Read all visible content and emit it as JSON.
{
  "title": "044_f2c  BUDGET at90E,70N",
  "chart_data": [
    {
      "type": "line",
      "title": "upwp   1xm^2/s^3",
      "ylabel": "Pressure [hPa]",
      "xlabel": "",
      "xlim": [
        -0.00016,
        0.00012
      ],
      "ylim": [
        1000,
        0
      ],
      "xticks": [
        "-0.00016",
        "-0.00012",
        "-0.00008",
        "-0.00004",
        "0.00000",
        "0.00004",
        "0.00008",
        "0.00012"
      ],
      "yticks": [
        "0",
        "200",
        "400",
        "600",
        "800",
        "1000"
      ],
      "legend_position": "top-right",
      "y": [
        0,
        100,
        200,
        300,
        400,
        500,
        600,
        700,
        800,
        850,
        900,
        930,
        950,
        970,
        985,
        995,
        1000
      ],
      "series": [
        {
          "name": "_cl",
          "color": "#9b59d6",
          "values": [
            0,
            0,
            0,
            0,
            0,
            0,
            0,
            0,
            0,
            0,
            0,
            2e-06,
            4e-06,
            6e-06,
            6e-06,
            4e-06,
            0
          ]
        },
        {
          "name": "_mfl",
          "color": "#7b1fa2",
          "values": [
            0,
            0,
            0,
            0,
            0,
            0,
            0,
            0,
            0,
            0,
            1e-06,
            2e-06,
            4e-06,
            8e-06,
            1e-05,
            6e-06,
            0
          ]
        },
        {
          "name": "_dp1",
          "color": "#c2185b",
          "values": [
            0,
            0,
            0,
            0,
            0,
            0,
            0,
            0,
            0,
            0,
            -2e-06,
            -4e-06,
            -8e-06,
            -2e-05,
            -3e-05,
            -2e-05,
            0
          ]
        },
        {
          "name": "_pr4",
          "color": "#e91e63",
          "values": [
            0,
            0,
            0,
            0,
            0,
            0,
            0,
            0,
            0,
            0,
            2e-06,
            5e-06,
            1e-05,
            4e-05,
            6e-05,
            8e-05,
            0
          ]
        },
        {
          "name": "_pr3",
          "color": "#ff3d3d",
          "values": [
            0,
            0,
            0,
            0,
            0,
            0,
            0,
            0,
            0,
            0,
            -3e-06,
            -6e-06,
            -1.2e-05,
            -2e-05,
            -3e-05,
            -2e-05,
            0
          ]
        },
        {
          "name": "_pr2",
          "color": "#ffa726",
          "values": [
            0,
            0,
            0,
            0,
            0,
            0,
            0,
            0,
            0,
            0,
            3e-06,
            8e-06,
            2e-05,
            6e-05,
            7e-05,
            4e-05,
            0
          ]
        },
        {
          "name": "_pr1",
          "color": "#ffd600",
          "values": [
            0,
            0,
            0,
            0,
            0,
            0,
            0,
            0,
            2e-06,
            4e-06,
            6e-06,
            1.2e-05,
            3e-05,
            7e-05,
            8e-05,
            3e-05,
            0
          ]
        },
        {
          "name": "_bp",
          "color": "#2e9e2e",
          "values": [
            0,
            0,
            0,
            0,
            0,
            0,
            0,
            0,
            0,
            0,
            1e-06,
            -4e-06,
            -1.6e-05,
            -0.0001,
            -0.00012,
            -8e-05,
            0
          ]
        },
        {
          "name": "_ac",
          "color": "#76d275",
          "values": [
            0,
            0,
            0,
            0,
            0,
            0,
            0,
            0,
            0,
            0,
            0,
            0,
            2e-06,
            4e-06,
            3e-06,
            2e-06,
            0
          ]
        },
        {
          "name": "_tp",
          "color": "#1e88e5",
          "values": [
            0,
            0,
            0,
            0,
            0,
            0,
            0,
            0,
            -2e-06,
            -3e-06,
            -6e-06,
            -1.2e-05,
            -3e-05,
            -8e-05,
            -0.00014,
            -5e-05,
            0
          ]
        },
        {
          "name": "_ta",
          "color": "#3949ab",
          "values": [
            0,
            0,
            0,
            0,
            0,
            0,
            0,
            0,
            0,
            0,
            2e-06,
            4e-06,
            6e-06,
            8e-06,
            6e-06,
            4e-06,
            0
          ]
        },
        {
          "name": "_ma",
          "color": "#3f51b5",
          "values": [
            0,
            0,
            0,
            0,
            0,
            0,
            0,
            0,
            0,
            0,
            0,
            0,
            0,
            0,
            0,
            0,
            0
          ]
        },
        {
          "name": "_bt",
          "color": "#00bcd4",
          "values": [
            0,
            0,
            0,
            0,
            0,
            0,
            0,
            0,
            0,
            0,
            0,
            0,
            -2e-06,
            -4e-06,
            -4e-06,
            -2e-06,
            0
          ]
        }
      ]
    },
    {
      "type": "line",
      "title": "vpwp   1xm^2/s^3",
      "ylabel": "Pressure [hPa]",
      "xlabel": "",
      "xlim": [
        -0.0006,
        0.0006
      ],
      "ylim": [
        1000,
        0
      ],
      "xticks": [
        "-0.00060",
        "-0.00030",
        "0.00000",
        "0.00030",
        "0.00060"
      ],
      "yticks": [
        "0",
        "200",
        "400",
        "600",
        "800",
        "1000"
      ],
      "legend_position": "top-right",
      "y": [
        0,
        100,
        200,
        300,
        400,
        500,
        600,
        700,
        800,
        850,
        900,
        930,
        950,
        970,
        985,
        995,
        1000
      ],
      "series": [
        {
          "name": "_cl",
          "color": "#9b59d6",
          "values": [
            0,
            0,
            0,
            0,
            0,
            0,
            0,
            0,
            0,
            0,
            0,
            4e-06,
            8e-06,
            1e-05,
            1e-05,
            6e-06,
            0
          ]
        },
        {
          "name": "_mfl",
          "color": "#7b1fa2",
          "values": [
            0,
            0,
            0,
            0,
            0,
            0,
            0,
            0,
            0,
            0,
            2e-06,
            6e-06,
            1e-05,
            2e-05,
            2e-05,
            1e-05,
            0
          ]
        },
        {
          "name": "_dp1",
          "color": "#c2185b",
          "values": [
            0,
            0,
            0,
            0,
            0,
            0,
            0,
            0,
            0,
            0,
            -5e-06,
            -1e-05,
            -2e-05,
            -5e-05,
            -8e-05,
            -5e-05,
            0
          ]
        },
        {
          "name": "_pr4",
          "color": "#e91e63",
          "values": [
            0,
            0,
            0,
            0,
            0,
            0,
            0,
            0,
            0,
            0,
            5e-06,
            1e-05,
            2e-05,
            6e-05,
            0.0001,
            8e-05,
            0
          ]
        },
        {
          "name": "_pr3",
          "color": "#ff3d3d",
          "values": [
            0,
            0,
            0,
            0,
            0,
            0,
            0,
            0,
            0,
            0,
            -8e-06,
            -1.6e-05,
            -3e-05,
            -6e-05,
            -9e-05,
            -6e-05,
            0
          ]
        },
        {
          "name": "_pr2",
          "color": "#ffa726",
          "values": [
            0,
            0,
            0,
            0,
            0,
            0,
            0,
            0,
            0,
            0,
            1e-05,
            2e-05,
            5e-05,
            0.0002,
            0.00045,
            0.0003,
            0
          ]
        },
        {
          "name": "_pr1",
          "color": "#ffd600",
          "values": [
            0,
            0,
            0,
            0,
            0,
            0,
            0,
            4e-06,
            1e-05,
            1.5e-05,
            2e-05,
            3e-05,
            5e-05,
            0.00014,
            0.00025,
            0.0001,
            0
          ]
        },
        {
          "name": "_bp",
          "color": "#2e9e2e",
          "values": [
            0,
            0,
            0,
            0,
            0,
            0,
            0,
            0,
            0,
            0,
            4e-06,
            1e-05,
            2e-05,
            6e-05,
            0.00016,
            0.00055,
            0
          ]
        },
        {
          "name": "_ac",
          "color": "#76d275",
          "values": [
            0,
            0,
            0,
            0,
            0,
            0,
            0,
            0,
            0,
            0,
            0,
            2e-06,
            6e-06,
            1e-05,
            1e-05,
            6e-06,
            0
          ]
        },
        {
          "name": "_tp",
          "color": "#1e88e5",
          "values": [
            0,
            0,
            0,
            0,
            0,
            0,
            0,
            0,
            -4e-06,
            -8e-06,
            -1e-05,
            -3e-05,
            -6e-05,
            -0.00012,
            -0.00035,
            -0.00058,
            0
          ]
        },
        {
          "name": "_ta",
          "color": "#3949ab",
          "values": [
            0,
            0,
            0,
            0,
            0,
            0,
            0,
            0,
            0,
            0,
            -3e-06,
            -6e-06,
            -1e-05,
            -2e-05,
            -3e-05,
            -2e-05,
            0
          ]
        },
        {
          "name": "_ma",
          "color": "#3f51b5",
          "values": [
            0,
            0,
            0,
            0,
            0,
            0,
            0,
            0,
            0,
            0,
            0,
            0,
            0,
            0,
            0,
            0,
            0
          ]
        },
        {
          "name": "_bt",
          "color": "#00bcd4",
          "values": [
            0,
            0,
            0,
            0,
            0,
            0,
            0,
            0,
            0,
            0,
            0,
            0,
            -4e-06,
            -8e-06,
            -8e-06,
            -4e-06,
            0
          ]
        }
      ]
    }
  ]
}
◆ ◆ ◆ ◆ ◆
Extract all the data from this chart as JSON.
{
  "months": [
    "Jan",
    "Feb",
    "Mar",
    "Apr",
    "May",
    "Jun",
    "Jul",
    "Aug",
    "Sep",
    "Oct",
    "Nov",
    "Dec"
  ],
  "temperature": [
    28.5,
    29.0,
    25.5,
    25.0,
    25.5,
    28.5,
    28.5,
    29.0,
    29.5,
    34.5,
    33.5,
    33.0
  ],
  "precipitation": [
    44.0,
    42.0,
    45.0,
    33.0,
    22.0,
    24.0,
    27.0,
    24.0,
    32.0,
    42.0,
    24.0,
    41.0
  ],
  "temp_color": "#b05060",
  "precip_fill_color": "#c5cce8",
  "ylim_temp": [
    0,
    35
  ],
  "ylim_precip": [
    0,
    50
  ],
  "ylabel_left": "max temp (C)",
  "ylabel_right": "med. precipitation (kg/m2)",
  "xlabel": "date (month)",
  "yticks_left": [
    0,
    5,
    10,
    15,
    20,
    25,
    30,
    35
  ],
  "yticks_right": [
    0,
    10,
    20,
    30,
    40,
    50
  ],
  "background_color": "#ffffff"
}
◆ ◆ ◆ ◆ ◆
§ Objective
Pull every line holding "precipitation" out of the records.

§ Result of this exercise
  "precipitation": [
  "ylabel_right": "med. precipitation (kg/m2)",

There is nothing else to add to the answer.